Start of Supplied material
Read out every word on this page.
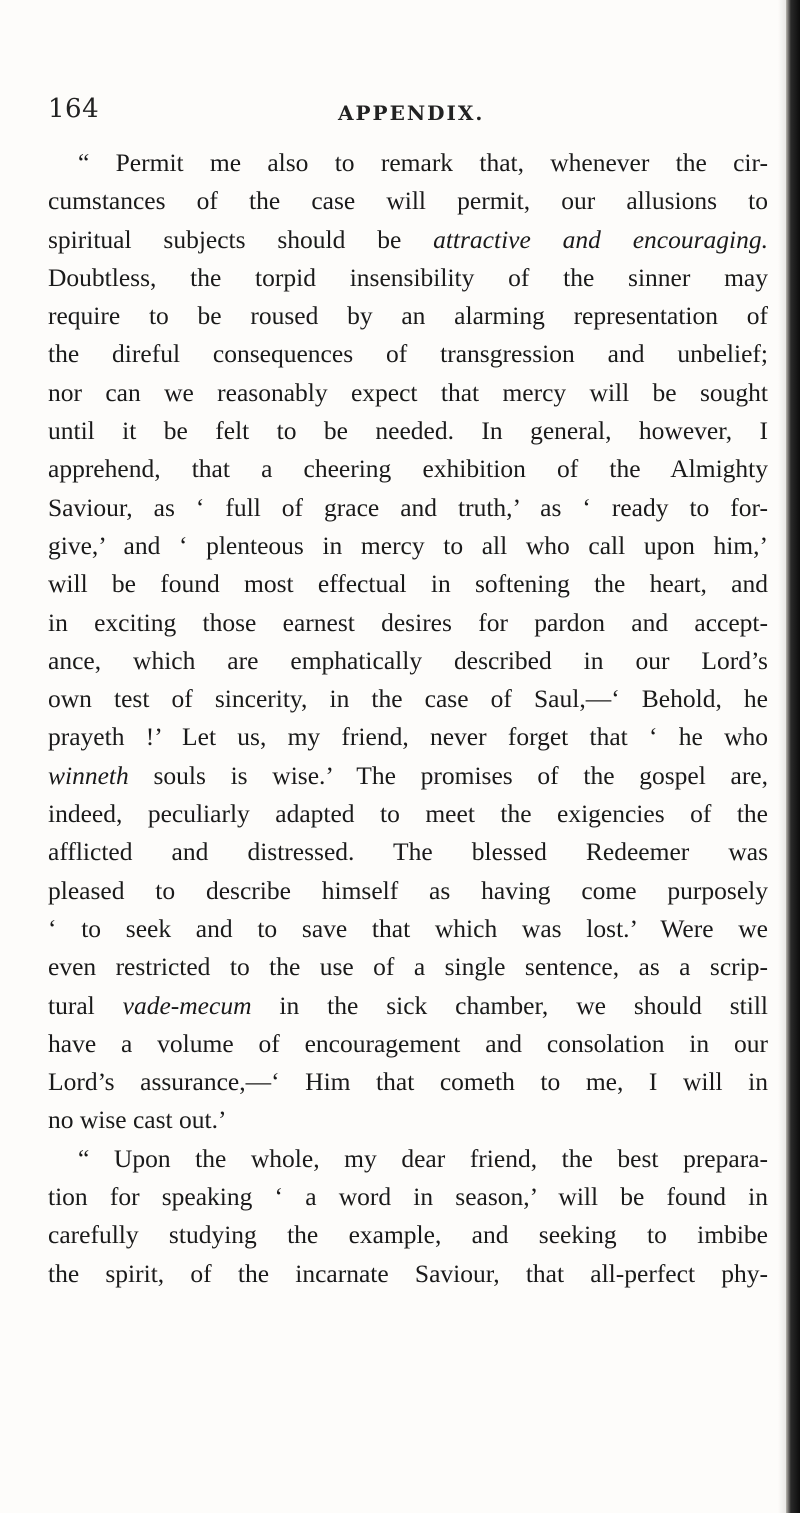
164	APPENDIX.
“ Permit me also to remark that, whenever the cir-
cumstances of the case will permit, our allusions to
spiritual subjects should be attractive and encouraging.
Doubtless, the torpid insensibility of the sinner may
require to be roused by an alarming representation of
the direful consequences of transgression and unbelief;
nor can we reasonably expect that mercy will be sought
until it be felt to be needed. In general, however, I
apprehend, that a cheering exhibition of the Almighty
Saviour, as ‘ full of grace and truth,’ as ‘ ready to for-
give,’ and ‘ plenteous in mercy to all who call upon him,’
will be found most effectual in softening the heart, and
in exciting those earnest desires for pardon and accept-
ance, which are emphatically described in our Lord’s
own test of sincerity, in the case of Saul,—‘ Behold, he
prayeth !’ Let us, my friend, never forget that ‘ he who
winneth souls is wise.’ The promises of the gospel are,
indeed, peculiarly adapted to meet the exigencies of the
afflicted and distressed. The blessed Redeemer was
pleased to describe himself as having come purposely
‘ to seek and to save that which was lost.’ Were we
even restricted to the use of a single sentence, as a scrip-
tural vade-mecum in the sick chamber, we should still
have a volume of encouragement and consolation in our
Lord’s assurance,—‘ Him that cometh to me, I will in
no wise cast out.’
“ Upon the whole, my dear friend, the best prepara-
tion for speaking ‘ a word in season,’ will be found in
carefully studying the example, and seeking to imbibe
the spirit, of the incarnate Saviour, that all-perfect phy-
End of Supplied material
Start of Supplied material
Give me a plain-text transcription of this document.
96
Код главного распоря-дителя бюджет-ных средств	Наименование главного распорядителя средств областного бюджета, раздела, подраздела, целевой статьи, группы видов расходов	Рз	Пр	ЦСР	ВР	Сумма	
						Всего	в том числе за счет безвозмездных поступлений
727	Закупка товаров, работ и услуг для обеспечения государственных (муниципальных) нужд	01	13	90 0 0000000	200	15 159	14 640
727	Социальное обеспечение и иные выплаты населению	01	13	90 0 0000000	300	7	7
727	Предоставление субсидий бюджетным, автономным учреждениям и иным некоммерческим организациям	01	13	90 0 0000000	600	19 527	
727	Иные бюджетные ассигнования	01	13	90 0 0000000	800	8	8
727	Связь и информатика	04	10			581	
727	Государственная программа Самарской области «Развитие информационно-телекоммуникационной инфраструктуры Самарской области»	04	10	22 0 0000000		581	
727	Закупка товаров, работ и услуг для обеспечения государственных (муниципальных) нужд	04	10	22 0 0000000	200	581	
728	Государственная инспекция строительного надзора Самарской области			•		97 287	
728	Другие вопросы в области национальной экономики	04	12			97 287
End of Supplied material
> _To do_
Pull every line containing the word "Государственная" out of the material.

> _Response to the exercise_
727	Государственная программа Самарской области «Развитие информационно-телекоммуникационной инфраструктуры Самарской области»	04	10	22 0 0000000		581	
728	Государственная инспекция строительного надзора Самарской области			•		97 287	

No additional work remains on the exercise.